§ **What you will do**
Please restate the following records word for word.

§ **Input data**

____________________

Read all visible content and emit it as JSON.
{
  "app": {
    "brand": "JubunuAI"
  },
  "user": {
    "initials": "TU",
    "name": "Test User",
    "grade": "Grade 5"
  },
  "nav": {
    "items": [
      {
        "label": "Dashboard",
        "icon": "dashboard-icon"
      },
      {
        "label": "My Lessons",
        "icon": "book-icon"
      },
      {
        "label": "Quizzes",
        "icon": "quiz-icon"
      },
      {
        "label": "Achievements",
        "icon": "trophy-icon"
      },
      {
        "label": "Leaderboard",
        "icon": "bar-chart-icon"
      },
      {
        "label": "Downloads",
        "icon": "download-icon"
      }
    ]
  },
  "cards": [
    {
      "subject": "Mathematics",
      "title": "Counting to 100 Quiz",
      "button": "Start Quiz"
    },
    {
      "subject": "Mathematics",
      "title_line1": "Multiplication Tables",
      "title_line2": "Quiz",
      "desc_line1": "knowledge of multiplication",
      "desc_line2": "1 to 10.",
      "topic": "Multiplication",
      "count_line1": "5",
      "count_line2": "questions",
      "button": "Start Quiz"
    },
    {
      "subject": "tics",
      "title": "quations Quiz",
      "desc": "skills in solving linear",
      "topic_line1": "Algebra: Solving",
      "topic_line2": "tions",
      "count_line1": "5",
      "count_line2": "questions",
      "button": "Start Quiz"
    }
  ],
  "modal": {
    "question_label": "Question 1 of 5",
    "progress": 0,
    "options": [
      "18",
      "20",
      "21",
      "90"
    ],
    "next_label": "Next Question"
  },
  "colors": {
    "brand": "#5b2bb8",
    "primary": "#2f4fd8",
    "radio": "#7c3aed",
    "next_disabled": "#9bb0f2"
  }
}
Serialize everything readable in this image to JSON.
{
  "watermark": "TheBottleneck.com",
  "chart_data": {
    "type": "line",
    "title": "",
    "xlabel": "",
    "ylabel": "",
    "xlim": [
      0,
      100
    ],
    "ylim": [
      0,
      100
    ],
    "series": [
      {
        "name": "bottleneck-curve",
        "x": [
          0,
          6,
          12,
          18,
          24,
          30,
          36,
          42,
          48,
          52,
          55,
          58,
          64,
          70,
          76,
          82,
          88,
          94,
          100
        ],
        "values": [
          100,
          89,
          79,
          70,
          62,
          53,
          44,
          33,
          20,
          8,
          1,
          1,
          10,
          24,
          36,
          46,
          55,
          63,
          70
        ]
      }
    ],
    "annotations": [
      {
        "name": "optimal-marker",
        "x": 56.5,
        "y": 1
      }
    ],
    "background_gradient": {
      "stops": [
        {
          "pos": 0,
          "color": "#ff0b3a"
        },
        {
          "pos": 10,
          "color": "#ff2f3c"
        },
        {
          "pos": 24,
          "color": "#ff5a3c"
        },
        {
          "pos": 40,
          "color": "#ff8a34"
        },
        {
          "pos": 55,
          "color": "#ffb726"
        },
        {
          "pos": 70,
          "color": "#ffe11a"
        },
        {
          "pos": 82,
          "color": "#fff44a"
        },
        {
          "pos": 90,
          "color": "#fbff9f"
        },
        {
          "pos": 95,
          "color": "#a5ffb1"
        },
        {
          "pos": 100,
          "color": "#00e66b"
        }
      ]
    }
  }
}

____________________

§ **Exercise output**
Read all visible content and emit it as JSON.
{
  "app": {
    "brand": "JubunuAI"
  },
  "user": {
    "initials": "TU",
    "name": "Test User",
    "grade": "Grade 5"
  },
  "nav": {
    "items": [
      {
        "label": "Dashboard",
        "icon": "dashboard-icon"
      },
      {
        "label": "My Lessons",
        "icon": "book-icon"
      },
      {
        "label": "Quizzes",
        "icon": "quiz-icon"
      },
      {
        "label": "Achievements",
        "icon": "trophy-icon"
      },
      {
        "label": "Leaderboard",
        "icon": "bar-chart-icon"
      },
      {
        "label": "Downloads",
        "icon": "download-icon"
      }
    ]
  },
  "cards": [
    {
      "subject": "Mathematics",
      "title": "Counting to 100 Quiz",
      "button": "Start Quiz"
    },
    {
      "subject": "Mathematics",
      "title_line1": "Multiplication Tables",
      "title_line2": "Quiz",
      "desc_line1": "knowledge of multiplication",
      "desc_line2": "1 to 10.",
      "topic": "Multiplication",
      "count_line1": "5",
      "count_line2": "questions",
      "button": "Start Quiz"
    },
    {
      "subject": "tics",
      "title": "quations Quiz",
      "desc": "skills in solving linear",
      "topic_line1": "Algebra: Solving",
      "topic_line2": "tions",
      "count_line1": "5",
      "count_line2": "questions",
      "button": "Start Quiz"
    }
  ],
  "modal": {
    "question_label": "Question 1 of 5",
    "progress": 0,
    "options": [
      "18",
      "20",
      "21",
      "90"
    ],
    "next_label": "Next Question"
  },
  "colors": {
    "brand": "#5b2bb8",
    "primary": "#2f4fd8",
    "radio": "#7c3aed",
    "next_disabled": "#9bb0f2"
  }
}
Serialize everything readable in this image to JSON.
{
  "watermark": "TheBottleneck.com",
  "chart_data": {
    "type": "line",
    "title": "",
    "xlabel": "",
    "ylabel": "",
    "xlim": [
      0,
      100
    ],
    "ylim": [
      0,
      100
    ],
    "series": [
      {
        "name": "bottleneck-curve",
        "x": [
          0,
          6,
          12,
          18,
          24,
          30,
          36,
          42,
          48,
          52,
          55,
          58,
          64,
          70,
          76,
          82,
          88,
          94,
          100
        ],
        "values": [
          100,
          89,
          79,
          70,
          62,
          53,
          44,
          33,
          20,
          8,
          1,
          1,
          10,
          24,
          36,
          46,
          55,
          63,
          70
        ]
      }
    ],
    "annotations": [
      {
        "name": "optimal-marker",
        "x": 56.5,
        "y": 1
      }
    ],
    "background_gradient": {
      "stops": [
        {
          "pos": 0,
          "color": "#ff0b3a"
        },
        {
          "pos": 10,
          "color": "#ff2f3c"
        },
        {
          "pos": 24,
          "color": "#ff5a3c"
        },
        {
          "pos": 40,
          "color": "#ff8a34"
        },
        {
          "pos": 55,
          "color": "#ffb726"
        },
        {
          "pos": 70,
          "color": "#ffe11a"
        },
        {
          "pos": 82,
          "color": "#fff44a"
        },
        {
          "pos": 90,
          "color": "#fbff9f"
        },
        {
          "pos": 95,
          "color": "#a5ffb1"
        },
        {
          "pos": 100,
          "color": "#00e66b"
        }
      ]
    }
  }
}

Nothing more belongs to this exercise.